▸ **Goal of the exercise**:
Below are records to transcribe exactly, without their pictures.

▸ **Data for the task**:
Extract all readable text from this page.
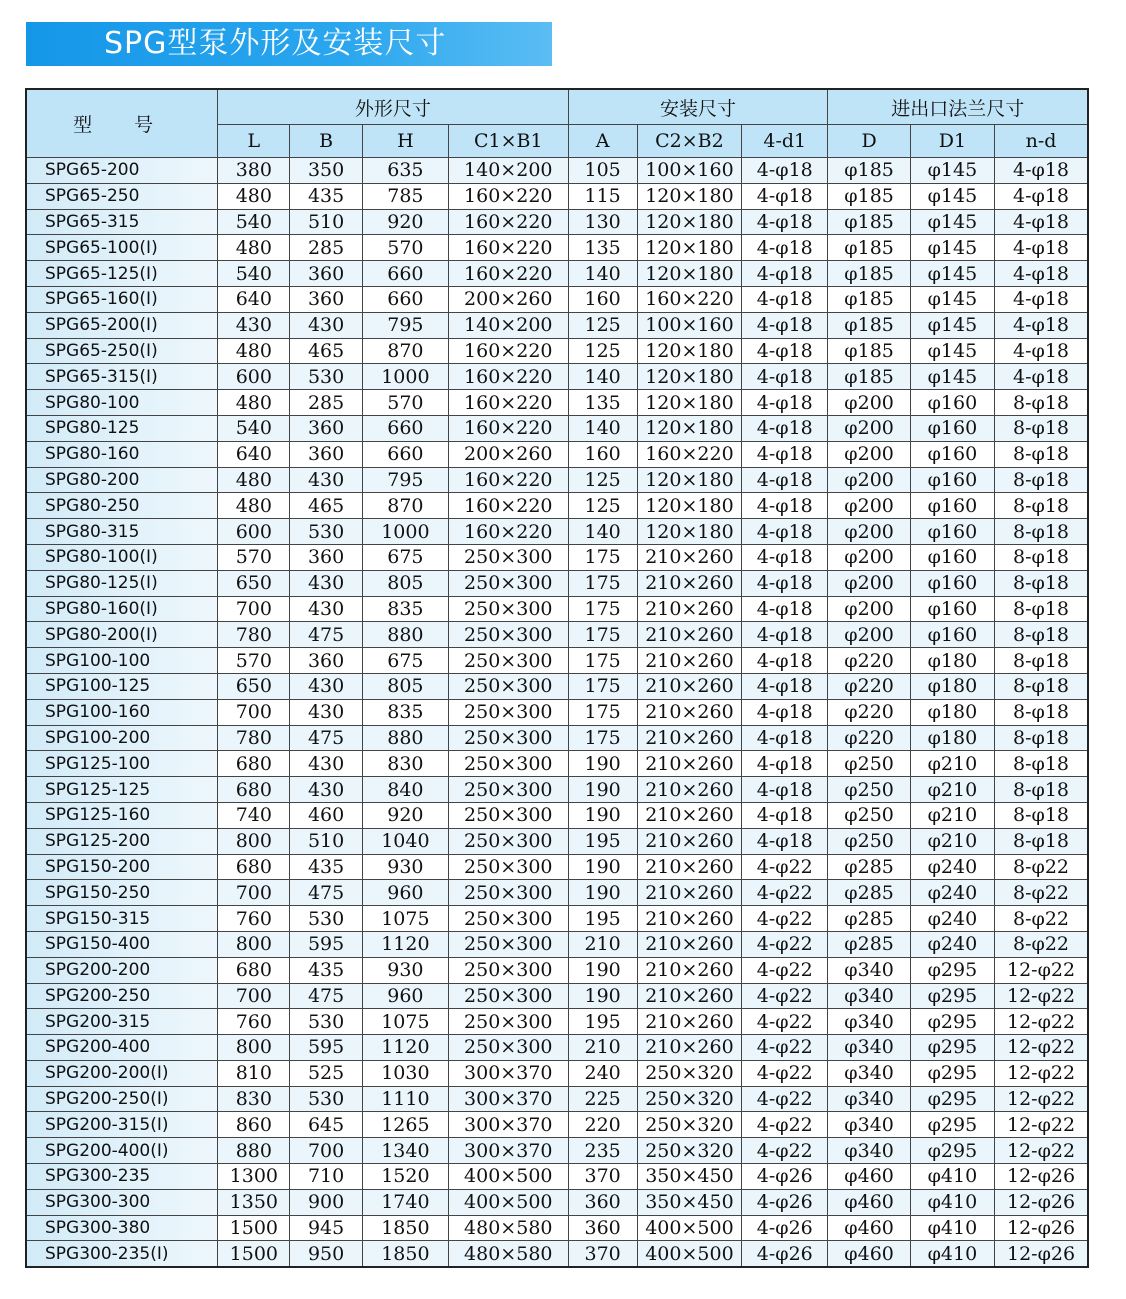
SPG型泵外形及安装尺寸
型 号	外形尺寸				安装尺寸			进出口法兰尺寸		
	L	B	H	C1×B1	A	C2×B2	4-d1	D	D1	n-d
SPG65-200	380	350	635	140×200	105	100×160	4-φ18	φ185	φ145	4-φ18
SPG65-250	480	435	785	160×220	115	120×180	4-φ18	φ185	φ145	4-φ18
SPG65-315	540	510	920	160×220	130	120×180	4-φ18	φ185	φ145	4-φ18
SPG65-100(I)	480	285	570	160×220	135	120×180	4-φ18	φ185	φ145	4-φ18
SPG65-125(I)	540	360	660	160×220	140	120×180	4-φ18	φ185	φ145	4-φ18
SPG65-160(I)	640	360	660	200×260	160	160×220	4-φ18	φ185	φ145	4-φ18
SPG65-200(I)	430	430	795	140×200	125	100×160	4-φ18	φ185	φ145	4-φ18
SPG65-250(I)	480	465	870	160×220	125	120×180	4-φ18	φ185	φ145	4-φ18
SPG65-315(I)	600	530	1000	160×220	140	120×180	4-φ18	φ185	φ145	4-φ18
SPG80-100	480	285	570	160×220	135	120×180	4-φ18	φ200	φ160	8-φ18
SPG80-125	540	360	660	160×220	140	120×180	4-φ18	φ200	φ160	8-φ18
SPG80-160	640	360	660	200×260	160	160×220	4-φ18	φ200	φ160	8-φ18
SPG80-200	480	430	795	160×220	125	120×180	4-φ18	φ200	φ160	8-φ18
SPG80-250	480	465	870	160×220	125	120×180	4-φ18	φ200	φ160	8-φ18
SPG80-315	600	530	1000	160×220	140	120×180	4-φ18	φ200	φ160	8-φ18
SPG80-100(I)	570	360	675	250×300	175	210×260	4-φ18	φ200	φ160	8-φ18
SPG80-125(I)	650	430	805	250×300	175	210×260	4-φ18	φ200	φ160	8-φ18
SPG80-160(I)	700	430	835	250×300	175	210×260	4-φ18	φ200	φ160	8-φ18
SPG80-200(I)	780	475	880	250×300	175	210×260	4-φ18	φ200	φ160	8-φ18
SPG100-100	570	360	675	250×300	175	210×260	4-φ18	φ220	φ180	8-φ18
SPG100-125	650	430	805	250×300	175	210×260	4-φ18	φ220	φ180	8-φ18
SPG100-160	700	430	835	250×300	175	210×260	4-φ18	φ220	φ180	8-φ18
SPG100-200	780	475	880	250×300	175	210×260	4-φ18	φ220	φ180	8-φ18
SPG125-100	680	430	830	250×300	190	210×260	4-φ18	φ250	φ210	8-φ18
SPG125-125	680	430	840	250×300	190	210×260	4-φ18	φ250	φ210	8-φ18
SPG125-160	740	460	920	250×300	190	210×260	4-φ18	φ250	φ210	8-φ18
SPG125-200	800	510	1040	250×300	195	210×260	4-φ18	φ250	φ210	8-φ18
SPG150-200	680	435	930	250×300	190	210×260	4-φ22	φ285	φ240	8-φ22
SPG150-250	700	475	960	250×300	190	210×260	4-φ22	φ285	φ240	8-φ22
SPG150-315	760	530	1075	250×300	195	210×260	4-φ22	φ285	φ240	8-φ22
SPG150-400	800	595	1120	250×300	210	210×260	4-φ22	φ285	φ240	8-φ22
SPG200-200	680	435	930	250×300	190	210×260	4-φ22	φ340	φ295	12-φ22
SPG200-250	700	475	960	250×300	190	210×260	4-φ22	φ340	φ295	12-φ22
SPG200-315	760	530	1075	250×300	195	210×260	4-φ22	φ340	φ295	12-φ22
SPG200-400	800	595	1120	250×300	210	210×260	4-φ22	φ340	φ295	12-φ22
SPG200-200(I)	810	525	1030	300×370	240	250×320	4-φ22	φ340	φ295	12-φ22
SPG200-250(I)	830	530	1110	300×370	225	250×320	4-φ22	φ340	φ295	12-φ22
SPG200-315(I)	860	645	1265	300×370	220	250×320	4-φ22	φ340	φ295	12-φ22
SPG200-400(I)	880	700	1340	300×370	235	250×320	4-φ22	φ340	φ295	12-φ22
SPG300-235	1300	710	1520	400×500	370	350×450	4-φ26	φ460	φ410	12-φ26
SPG300-300	1350	900	1740	400×500	360	350×450	4-φ26	φ460	φ410	12-φ26
SPG300-380	1500	945	1850	480×580	360	400×500	4-φ26	φ460	φ410	12-φ26
SPG300-235(I)	1500	950	1850	480×580	370	400×500	4-φ26	φ460	φ410	12-φ26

▸ **Finished exercise**:
Extract all readable text from this page.
SPG型泵外形及安装尺寸
型 号	外形尺寸				安装尺寸			进出口法兰尺寸		
	L	B	H	C1×B1	A	C2×B2	4-d1	D	D1	n-d
SPG65-200	380	350	635	140×200	105	100×160	4-φ18	φ185	φ145	4-φ18
SPG65-250	480	435	785	160×220	115	120×180	4-φ18	φ185	φ145	4-φ18
SPG65-315	540	510	920	160×220	130	120×180	4-φ18	φ185	φ145	4-φ18
SPG65-100(I)	480	285	570	160×220	135	120×180	4-φ18	φ185	φ145	4-φ18
SPG65-125(I)	540	360	660	160×220	140	120×180	4-φ18	φ185	φ145	4-φ18
SPG65-160(I)	640	360	660	200×260	160	160×220	4-φ18	φ185	φ145	4-φ18
SPG65-200(I)	430	430	795	140×200	125	100×160	4-φ18	φ185	φ145	4-φ18
SPG65-250(I)	480	465	870	160×220	125	120×180	4-φ18	φ185	φ145	4-φ18
SPG65-315(I)	600	530	1000	160×220	140	120×180	4-φ18	φ185	φ145	4-φ18
SPG80-100	480	285	570	160×220	135	120×180	4-φ18	φ200	φ160	8-φ18
SPG80-125	540	360	660	160×220	140	120×180	4-φ18	φ200	φ160	8-φ18
SPG80-160	640	360	660	200×260	160	160×220	4-φ18	φ200	φ160	8-φ18
SPG80-200	480	430	795	160×220	125	120×180	4-φ18	φ200	φ160	8-φ18
SPG80-250	480	465	870	160×220	125	120×180	4-φ18	φ200	φ160	8-φ18
SPG80-315	600	530	1000	160×220	140	120×180	4-φ18	φ200	φ160	8-φ18
SPG80-100(I)	570	360	675	250×300	175	210×260	4-φ18	φ200	φ160	8-φ18
SPG80-125(I)	650	430	805	250×300	175	210×260	4-φ18	φ200	φ160	8-φ18
SPG80-160(I)	700	430	835	250×300	175	210×260	4-φ18	φ200	φ160	8-φ18
SPG80-200(I)	780	475	880	250×300	175	210×260	4-φ18	φ200	φ160	8-φ18
SPG100-100	570	360	675	250×300	175	210×260	4-φ18	φ220	φ180	8-φ18
SPG100-125	650	430	805	250×300	175	210×260	4-φ18	φ220	φ180	8-φ18
SPG100-160	700	430	835	250×300	175	210×260	4-φ18	φ220	φ180	8-φ18
SPG100-200	780	475	880	250×300	175	210×260	4-φ18	φ220	φ180	8-φ18
SPG125-100	680	430	830	250×300	190	210×260	4-φ18	φ250	φ210	8-φ18
SPG125-125	680	430	840	250×300	190	210×260	4-φ18	φ250	φ210	8-φ18
SPG125-160	740	460	920	250×300	190	210×260	4-φ18	φ250	φ210	8-φ18
SPG125-200	800	510	1040	250×300	195	210×260	4-φ18	φ250	φ210	8-φ18
SPG150-200	680	435	930	250×300	190	210×260	4-φ22	φ285	φ240	8-φ22
SPG150-250	700	475	960	250×300	190	210×260	4-φ22	φ285	φ240	8-φ22
SPG150-315	760	530	1075	250×300	195	210×260	4-φ22	φ285	φ240	8-φ22
SPG150-400	800	595	1120	250×300	210	210×260	4-φ22	φ285	φ240	8-φ22
SPG200-200	680	435	930	250×300	190	210×260	4-φ22	φ340	φ295	12-φ22
SPG200-250	700	475	960	250×300	190	210×260	4-φ22	φ340	φ295	12-φ22
SPG200-315	760	530	1075	250×300	195	210×260	4-φ22	φ340	φ295	12-φ22
SPG200-400	800	595	1120	250×300	210	210×260	4-φ22	φ340	φ295	12-φ22
SPG200-200(I)	810	525	1030	300×370	240	250×320	4-φ22	φ340	φ295	12-φ22
SPG200-250(I)	830	530	1110	300×370	225	250×320	4-φ22	φ340	φ295	12-φ22
SPG200-315(I)	860	645	1265	300×370	220	250×320	4-φ22	φ340	φ295	12-φ22
SPG200-400(I)	880	700	1340	300×370	235	250×320	4-φ22	φ340	φ295	12-φ22
SPG300-235	1300	710	1520	400×500	370	350×450	4-φ26	φ460	φ410	12-φ26
SPG300-300	1350	900	1740	400×500	360	350×450	4-φ26	φ460	φ410	12-φ26
SPG300-380	1500	945	1850	480×580	360	400×500	4-φ26	φ460	φ410	12-φ26
SPG300-235(I)	1500	950	1850	480×580	370	400×500	4-φ26	φ460	φ410	12-φ26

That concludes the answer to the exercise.